> [REQUIRED WORK]:
Retype all the records with nothing changed.

--------------------------------

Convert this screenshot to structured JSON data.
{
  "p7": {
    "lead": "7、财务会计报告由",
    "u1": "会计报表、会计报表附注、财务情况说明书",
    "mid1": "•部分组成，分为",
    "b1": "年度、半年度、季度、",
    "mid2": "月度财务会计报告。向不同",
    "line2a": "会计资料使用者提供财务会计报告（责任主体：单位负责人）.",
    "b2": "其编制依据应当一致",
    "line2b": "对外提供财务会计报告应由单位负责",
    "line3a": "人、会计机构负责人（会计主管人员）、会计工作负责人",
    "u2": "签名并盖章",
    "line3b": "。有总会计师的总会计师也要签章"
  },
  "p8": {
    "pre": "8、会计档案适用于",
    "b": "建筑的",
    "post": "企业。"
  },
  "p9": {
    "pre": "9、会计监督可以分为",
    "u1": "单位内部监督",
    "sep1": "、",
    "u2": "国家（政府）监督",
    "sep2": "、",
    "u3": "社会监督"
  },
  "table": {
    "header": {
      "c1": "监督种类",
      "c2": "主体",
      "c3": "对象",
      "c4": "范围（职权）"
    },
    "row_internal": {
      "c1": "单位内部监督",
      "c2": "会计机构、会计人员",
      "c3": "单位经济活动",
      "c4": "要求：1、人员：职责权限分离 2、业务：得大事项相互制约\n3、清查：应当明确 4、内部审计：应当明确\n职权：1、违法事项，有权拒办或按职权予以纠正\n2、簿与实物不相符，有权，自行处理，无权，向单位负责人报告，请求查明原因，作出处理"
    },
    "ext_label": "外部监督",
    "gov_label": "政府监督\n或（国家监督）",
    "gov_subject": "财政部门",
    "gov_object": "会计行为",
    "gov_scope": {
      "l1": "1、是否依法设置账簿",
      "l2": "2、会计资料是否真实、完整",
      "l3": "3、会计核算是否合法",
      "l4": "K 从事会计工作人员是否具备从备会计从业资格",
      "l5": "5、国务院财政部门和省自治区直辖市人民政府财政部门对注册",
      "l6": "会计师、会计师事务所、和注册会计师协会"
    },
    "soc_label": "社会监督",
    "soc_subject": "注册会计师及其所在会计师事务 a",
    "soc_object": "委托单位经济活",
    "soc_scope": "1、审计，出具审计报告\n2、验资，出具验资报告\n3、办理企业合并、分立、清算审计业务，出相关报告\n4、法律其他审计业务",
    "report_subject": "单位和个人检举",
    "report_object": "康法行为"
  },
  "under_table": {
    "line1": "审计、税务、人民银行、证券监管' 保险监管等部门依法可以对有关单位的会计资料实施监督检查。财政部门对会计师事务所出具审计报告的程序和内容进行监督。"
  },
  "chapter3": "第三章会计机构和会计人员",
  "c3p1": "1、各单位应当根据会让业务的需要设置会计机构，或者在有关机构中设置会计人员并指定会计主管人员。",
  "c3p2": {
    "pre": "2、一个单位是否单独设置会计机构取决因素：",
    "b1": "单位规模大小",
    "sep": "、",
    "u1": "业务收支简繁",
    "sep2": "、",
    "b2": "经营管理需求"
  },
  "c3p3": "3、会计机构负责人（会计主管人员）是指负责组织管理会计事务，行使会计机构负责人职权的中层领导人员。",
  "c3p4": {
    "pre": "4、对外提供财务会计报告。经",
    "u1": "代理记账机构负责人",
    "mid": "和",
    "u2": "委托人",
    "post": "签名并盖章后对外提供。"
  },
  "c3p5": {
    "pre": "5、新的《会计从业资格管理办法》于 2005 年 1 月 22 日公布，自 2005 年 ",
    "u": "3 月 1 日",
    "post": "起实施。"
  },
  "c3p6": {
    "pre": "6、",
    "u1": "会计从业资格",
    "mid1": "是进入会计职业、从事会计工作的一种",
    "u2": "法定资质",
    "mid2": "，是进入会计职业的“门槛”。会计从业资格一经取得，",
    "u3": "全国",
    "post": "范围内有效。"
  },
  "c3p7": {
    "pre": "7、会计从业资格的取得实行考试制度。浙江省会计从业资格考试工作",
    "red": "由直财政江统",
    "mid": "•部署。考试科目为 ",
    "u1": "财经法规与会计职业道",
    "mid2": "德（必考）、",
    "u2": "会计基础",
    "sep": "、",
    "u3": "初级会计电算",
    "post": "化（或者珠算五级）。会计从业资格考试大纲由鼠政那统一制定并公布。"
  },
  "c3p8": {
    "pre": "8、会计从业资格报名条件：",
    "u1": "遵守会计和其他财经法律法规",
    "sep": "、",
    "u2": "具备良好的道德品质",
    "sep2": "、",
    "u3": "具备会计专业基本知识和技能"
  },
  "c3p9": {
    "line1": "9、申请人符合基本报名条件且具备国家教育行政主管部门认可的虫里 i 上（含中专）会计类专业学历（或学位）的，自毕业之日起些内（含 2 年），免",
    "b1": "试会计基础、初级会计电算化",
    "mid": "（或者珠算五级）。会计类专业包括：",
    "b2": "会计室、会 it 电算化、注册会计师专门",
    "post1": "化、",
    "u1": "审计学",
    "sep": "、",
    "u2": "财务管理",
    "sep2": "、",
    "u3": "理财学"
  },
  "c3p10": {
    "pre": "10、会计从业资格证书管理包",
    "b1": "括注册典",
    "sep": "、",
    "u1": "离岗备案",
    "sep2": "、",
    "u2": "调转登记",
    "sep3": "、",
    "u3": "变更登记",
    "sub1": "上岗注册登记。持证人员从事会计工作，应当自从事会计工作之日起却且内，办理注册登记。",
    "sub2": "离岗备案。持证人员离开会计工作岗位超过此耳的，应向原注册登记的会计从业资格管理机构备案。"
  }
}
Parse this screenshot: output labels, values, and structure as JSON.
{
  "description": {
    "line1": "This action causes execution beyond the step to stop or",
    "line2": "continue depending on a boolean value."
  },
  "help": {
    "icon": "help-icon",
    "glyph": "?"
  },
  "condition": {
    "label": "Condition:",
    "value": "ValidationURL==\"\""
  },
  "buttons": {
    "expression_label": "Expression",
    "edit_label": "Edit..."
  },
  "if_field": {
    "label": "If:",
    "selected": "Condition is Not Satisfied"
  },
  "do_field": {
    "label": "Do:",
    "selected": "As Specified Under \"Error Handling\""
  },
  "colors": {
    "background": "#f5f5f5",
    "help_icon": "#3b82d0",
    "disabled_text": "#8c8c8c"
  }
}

--------------------------------

> [REPLY]:
Convert this screenshot to structured JSON data.
{
  "p7": {
    "lead": "7、财务会计报告由",
    "u1": "会计报表、会计报表附注、财务情况说明书",
    "mid1": "•部分组成，分为",
    "b1": "年度、半年度、季度、",
    "mid2": "月度财务会计报告。向不同",
    "line2a": "会计资料使用者提供财务会计报告（责任主体：单位负责人）.",
    "b2": "其编制依据应当一致",
    "line2b": "对外提供财务会计报告应由单位负责",
    "line3a": "人、会计机构负责人（会计主管人员）、会计工作负责人",
    "u2": "签名并盖章",
    "line3b": "。有总会计师的总会计师也要签章"
  },
  "p8": {
    "pre": "8、会计档案适用于",
    "b": "建筑的",
    "post": "企业。"
  },
  "p9": {
    "pre": "9、会计监督可以分为",
    "u1": "单位内部监督",
    "sep1": "、",
    "u2": "国家（政府）监督",
    "sep2": "、",
    "u3": "社会监督"
  },
  "table": {
    "header": {
      "c1": "监督种类",
      "c2": "主体",
      "c3": "对象",
      "c4": "范围（职权）"
    },
    "row_internal": {
      "c1": "单位内部监督",
      "c2": "会计机构、会计人员",
      "c3": "单位经济活动",
      "c4": "要求：1、人员：职责权限分离 2、业务：得大事项相互制约\n3、清查：应当明确 4、内部审计：应当明确\n职权：1、违法事项，有权拒办或按职权予以纠正\n2、簿与实物不相符，有权，自行处理，无权，向单位负责人报告，请求查明原因，作出处理"
    },
    "ext_label": "外部监督",
    "gov_label": "政府监督\n或（国家监督）",
    "gov_subject": "财政部门",
    "gov_object": "会计行为",
    "gov_scope": {
      "l1": "1、是否依法设置账簿",
      "l2": "2、会计资料是否真实、完整",
      "l3": "3、会计核算是否合法",
      "l4": "K 从事会计工作人员是否具备从备会计从业资格",
      "l5": "5、国务院财政部门和省自治区直辖市人民政府财政部门对注册",
      "l6": "会计师、会计师事务所、和注册会计师协会"
    },
    "soc_label": "社会监督",
    "soc_subject": "注册会计师及其所在会计师事务 a",
    "soc_object": "委托单位经济活",
    "soc_scope": "1、审计，出具审计报告\n2、验资，出具验资报告\n3、办理企业合并、分立、清算审计业务，出相关报告\n4、法律其他审计业务",
    "report_subject": "单位和个人检举",
    "report_object": "康法行为"
  },
  "under_table": {
    "line1": "审计、税务、人民银行、证券监管' 保险监管等部门依法可以对有关单位的会计资料实施监督检查。财政部门对会计师事务所出具审计报告的程序和内容进行监督。"
  },
  "chapter3": "第三章会计机构和会计人员",
  "c3p1": "1、各单位应当根据会让业务的需要设置会计机构，或者在有关机构中设置会计人员并指定会计主管人员。",
  "c3p2": {
    "pre": "2、一个单位是否单独设置会计机构取决因素：",
    "b1": "单位规模大小",
    "sep": "、",
    "u1": "业务收支简繁",
    "sep2": "、",
    "b2": "经营管理需求"
  },
  "c3p3": "3、会计机构负责人（会计主管人员）是指负责组织管理会计事务，行使会计机构负责人职权的中层领导人员。",
  "c3p4": {
    "pre": "4、对外提供财务会计报告。经",
    "u1": "代理记账机构负责人",
    "mid": "和",
    "u2": "委托人",
    "post": "签名并盖章后对外提供。"
  },
  "c3p5": {
    "pre": "5、新的《会计从业资格管理办法》于 2005 年 1 月 22 日公布，自 2005 年 ",
    "u": "3 月 1 日",
    "post": "起实施。"
  },
  "c3p6": {
    "pre": "6、",
    "u1": "会计从业资格",
    "mid1": "是进入会计职业、从事会计工作的一种",
    "u2": "法定资质",
    "mid2": "，是进入会计职业的“门槛”。会计从业资格一经取得，",
    "u3": "全国",
    "post": "范围内有效。"
  },
  "c3p7": {
    "pre": "7、会计从业资格的取得实行考试制度。浙江省会计从业资格考试工作",
    "red": "由直财政江统",
    "mid": "•部署。考试科目为 ",
    "u1": "财经法规与会计职业道",
    "mid2": "德（必考）、",
    "u2": "会计基础",
    "sep": "、",
    "u3": "初级会计电算",
    "post": "化（或者珠算五级）。会计从业资格考试大纲由鼠政那统一制定并公布。"
  },
  "c3p8": {
    "pre": "8、会计从业资格报名条件：",
    "u1": "遵守会计和其他财经法律法规",
    "sep": "、",
    "u2": "具备良好的道德品质",
    "sep2": "、",
    "u3": "具备会计专业基本知识和技能"
  },
  "c3p9": {
    "line1": "9、申请人符合基本报名条件且具备国家教育行政主管部门认可的虫里 i 上（含中专）会计类专业学历（或学位）的，自毕业之日起些内（含 2 年），免",
    "b1": "试会计基础、初级会计电算化",
    "mid": "（或者珠算五级）。会计类专业包括：",
    "b2": "会计室、会 it 电算化、注册会计师专门",
    "post1": "化、",
    "u1": "审计学",
    "sep": "、",
    "u2": "财务管理",
    "sep2": "、",
    "u3": "理财学"
  },
  "c3p10": {
    "pre": "10、会计从业资格证书管理包",
    "b1": "括注册典",
    "sep": "、",
    "u1": "离岗备案",
    "sep2": "、",
    "u2": "调转登记",
    "sep3": "、",
    "u3": "变更登记",
    "sub1": "上岗注册登记。持证人员从事会计工作，应当自从事会计工作之日起却且内，办理注册登记。",
    "sub2": "离岗备案。持证人员离开会计工作岗位超过此耳的，应向原注册登记的会计从业资格管理机构备案。"
  }
}
Parse this screenshot: output labels, values, and structure as JSON.
{
  "description": {
    "line1": "This action causes execution beyond the step to stop or",
    "line2": "continue depending on a boolean value."
  },
  "help": {
    "icon": "help-icon",
    "glyph": "?"
  },
  "condition": {
    "label": "Condition:",
    "value": "ValidationURL==\"\""
  },
  "buttons": {
    "expression_label": "Expression",
    "edit_label": "Edit..."
  },
  "if_field": {
    "label": "If:",
    "selected": "Condition is Not Satisfied"
  },
  "do_field": {
    "label": "Do:",
    "selected": "As Specified Under \"Error Handling\""
  },
  "colors": {
    "background": "#f5f5f5",
    "help_icon": "#3b82d0",
    "disabled_text": "#8c8c8c"
  }
}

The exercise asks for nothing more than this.